START Input data
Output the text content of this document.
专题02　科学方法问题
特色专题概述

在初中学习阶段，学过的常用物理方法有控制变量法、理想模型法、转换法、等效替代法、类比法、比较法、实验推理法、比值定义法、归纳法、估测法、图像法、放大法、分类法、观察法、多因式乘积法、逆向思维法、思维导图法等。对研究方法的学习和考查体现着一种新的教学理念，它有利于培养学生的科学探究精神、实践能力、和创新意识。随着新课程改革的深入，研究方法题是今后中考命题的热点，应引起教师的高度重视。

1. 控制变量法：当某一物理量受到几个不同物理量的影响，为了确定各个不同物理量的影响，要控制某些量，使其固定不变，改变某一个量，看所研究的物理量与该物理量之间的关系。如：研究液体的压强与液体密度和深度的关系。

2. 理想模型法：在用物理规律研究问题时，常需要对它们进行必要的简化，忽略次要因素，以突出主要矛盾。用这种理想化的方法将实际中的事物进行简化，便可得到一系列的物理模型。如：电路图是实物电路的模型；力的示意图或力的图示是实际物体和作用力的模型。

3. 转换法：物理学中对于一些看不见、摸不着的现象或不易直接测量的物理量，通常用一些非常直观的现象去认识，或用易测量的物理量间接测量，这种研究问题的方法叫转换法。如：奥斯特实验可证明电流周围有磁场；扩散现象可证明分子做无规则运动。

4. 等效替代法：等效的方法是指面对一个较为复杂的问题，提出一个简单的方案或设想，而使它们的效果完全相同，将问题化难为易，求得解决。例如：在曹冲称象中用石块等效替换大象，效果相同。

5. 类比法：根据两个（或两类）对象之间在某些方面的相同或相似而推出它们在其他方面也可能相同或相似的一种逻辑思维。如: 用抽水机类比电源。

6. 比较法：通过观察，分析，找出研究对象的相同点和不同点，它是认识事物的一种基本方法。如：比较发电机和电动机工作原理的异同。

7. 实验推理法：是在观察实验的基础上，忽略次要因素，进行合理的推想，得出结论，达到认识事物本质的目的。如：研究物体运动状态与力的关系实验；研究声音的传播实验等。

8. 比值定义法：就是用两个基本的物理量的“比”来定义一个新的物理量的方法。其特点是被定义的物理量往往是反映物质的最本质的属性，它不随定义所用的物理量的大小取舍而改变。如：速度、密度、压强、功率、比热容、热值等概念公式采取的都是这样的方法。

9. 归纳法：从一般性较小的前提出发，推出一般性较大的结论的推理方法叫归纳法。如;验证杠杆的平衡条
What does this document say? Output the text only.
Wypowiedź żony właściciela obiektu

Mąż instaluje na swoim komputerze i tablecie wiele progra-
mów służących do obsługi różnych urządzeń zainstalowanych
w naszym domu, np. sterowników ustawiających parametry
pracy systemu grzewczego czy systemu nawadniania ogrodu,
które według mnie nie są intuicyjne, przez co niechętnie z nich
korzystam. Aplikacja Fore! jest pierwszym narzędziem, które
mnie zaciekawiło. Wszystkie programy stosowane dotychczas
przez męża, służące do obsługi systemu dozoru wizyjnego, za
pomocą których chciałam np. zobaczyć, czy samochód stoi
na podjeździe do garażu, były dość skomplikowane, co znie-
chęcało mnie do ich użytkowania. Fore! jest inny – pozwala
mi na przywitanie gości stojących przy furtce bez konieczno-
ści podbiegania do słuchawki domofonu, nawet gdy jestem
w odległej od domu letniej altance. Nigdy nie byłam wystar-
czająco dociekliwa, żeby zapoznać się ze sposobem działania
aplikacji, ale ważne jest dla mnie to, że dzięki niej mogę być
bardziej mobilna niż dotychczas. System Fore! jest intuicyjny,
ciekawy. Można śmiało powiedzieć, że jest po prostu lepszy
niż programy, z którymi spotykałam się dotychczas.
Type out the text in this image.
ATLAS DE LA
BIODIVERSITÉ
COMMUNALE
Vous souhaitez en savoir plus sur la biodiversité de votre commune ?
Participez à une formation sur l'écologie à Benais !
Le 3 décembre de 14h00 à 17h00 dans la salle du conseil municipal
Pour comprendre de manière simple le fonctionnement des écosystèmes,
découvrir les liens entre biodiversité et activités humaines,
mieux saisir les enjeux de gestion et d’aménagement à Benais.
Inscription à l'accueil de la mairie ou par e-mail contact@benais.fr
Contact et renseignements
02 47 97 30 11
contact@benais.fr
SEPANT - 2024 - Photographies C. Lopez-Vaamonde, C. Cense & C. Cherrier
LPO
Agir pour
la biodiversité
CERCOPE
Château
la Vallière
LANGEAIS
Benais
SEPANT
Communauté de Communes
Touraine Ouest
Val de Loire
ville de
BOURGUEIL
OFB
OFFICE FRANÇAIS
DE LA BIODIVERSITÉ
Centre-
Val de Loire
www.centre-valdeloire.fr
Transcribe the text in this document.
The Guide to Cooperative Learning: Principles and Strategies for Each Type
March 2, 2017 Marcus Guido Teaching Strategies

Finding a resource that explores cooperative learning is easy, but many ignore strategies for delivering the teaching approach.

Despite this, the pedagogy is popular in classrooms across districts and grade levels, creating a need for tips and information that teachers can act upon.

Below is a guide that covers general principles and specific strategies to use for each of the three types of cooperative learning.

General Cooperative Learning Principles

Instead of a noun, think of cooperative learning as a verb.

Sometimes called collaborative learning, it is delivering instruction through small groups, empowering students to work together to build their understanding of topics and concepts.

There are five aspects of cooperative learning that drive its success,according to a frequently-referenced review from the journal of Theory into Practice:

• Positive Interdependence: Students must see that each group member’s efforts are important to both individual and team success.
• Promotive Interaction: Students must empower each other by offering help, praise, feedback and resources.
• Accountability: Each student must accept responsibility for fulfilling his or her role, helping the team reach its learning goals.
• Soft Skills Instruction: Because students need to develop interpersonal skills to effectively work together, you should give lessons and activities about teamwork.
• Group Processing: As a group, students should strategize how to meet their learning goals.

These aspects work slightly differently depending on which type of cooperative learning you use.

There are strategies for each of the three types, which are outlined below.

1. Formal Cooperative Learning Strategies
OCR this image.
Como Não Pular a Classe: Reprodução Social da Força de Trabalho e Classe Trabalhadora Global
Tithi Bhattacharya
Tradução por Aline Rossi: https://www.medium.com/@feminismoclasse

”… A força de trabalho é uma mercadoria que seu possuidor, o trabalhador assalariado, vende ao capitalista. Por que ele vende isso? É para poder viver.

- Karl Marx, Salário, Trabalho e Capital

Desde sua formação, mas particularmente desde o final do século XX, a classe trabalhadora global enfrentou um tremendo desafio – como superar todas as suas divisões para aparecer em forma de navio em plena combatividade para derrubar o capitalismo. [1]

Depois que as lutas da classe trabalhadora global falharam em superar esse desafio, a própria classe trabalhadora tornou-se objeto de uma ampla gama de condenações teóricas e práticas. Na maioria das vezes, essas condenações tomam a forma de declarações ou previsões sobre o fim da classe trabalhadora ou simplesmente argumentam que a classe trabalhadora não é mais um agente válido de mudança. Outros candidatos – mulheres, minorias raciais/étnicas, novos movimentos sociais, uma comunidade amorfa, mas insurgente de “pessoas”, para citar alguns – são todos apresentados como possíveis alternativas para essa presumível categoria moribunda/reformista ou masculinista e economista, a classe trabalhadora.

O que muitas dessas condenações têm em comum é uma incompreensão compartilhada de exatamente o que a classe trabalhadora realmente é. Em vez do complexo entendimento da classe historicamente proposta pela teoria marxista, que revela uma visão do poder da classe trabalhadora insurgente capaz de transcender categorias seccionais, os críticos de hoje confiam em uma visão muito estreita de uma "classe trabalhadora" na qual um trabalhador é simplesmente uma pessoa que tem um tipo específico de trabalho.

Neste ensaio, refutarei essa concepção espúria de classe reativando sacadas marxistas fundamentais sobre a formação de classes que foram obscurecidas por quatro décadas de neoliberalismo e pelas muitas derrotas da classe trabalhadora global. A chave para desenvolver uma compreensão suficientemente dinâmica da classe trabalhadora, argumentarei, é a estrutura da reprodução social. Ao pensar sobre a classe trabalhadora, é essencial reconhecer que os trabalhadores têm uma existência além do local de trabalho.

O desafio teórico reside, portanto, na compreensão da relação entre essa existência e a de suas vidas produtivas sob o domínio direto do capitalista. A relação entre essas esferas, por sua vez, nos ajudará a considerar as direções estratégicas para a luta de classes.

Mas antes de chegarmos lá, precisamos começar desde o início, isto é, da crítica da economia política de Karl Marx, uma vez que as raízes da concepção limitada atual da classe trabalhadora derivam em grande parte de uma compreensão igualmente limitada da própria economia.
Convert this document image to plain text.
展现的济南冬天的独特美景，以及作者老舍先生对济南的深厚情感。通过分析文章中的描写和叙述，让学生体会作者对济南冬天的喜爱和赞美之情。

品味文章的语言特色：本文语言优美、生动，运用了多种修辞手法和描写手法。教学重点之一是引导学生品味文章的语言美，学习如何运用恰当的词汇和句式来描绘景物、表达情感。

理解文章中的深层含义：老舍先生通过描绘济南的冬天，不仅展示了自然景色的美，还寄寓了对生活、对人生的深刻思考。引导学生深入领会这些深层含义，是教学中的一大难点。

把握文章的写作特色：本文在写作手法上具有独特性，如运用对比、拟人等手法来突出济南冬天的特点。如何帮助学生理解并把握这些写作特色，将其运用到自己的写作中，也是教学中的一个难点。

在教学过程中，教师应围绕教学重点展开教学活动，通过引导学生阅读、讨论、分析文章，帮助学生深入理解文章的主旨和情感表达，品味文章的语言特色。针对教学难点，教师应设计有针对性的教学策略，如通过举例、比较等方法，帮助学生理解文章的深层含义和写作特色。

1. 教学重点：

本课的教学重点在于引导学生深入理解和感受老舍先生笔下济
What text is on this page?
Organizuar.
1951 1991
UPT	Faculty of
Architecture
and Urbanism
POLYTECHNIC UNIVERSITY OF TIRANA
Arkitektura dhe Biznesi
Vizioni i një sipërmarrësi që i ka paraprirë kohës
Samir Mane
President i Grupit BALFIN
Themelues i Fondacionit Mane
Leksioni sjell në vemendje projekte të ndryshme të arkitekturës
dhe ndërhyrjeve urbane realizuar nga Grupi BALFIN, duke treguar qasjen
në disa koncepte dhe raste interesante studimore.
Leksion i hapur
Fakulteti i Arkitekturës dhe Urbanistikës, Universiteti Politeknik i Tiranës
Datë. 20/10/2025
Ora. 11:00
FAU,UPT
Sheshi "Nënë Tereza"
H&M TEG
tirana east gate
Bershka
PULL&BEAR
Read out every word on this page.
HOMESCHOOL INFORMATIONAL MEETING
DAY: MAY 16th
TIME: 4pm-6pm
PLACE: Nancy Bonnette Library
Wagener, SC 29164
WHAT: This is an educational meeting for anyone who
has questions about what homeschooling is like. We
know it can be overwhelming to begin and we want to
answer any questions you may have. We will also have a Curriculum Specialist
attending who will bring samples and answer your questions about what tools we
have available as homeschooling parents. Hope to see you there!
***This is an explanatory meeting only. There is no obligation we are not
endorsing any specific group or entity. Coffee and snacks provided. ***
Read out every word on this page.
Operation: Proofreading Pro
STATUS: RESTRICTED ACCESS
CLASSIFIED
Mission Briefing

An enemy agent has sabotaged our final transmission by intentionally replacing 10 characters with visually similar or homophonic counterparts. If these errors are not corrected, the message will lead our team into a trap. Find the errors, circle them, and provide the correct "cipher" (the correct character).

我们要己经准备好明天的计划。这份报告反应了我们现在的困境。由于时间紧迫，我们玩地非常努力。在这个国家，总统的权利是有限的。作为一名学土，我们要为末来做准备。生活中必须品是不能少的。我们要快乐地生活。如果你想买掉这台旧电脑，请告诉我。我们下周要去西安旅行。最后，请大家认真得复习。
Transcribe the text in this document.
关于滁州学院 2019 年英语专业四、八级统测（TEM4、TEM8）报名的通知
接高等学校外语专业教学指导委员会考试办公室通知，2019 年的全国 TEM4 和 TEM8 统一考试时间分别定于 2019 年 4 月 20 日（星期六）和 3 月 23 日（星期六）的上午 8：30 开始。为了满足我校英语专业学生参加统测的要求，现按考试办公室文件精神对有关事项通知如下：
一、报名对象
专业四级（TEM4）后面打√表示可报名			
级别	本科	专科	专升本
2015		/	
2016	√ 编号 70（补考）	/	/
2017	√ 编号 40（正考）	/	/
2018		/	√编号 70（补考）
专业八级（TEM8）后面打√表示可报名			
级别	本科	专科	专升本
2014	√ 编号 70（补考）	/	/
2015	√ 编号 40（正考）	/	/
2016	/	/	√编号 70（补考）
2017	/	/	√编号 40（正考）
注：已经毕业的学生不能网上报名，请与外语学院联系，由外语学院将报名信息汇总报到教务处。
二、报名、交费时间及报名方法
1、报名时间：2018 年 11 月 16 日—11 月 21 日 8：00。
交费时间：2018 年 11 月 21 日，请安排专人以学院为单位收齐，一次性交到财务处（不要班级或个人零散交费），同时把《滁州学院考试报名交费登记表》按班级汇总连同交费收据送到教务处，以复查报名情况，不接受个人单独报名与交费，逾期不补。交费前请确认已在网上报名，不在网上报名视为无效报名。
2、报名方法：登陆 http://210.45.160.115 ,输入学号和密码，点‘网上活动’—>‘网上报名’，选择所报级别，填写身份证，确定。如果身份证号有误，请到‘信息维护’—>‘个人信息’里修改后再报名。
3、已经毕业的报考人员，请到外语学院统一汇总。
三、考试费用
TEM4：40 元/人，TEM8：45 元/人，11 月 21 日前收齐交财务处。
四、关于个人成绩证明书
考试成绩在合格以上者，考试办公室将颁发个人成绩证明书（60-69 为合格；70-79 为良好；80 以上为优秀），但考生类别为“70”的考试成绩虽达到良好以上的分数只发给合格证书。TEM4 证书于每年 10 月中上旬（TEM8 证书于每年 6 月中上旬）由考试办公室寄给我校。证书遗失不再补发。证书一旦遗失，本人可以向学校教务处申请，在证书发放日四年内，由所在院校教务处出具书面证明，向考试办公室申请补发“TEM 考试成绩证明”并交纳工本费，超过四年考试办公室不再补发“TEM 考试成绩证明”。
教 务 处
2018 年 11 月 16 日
END Input data
[To be done]
Copy every line of the listing that contains the word "品味文章的语言特色".

[Task solution]
品味文章的语言特色：本文语言优美、生动，运用了多种修辞手法和描写手法。教学重点之一是引导学生品味文章的语言美，学习如何运用恰当的词汇和句式来描绘景物、表达情感。
在教学过程中，教师应围绕教学重点展开教学活动，通过引导学生阅读、讨论、分析文章，帮助学生深入理解文章的主旨和情感表达，品味文章的语言特色。针对教学难点，教师应设计有针对性的教学策略，如通过举例、比较等方法，帮助学生理解文章的深层含义和写作特色。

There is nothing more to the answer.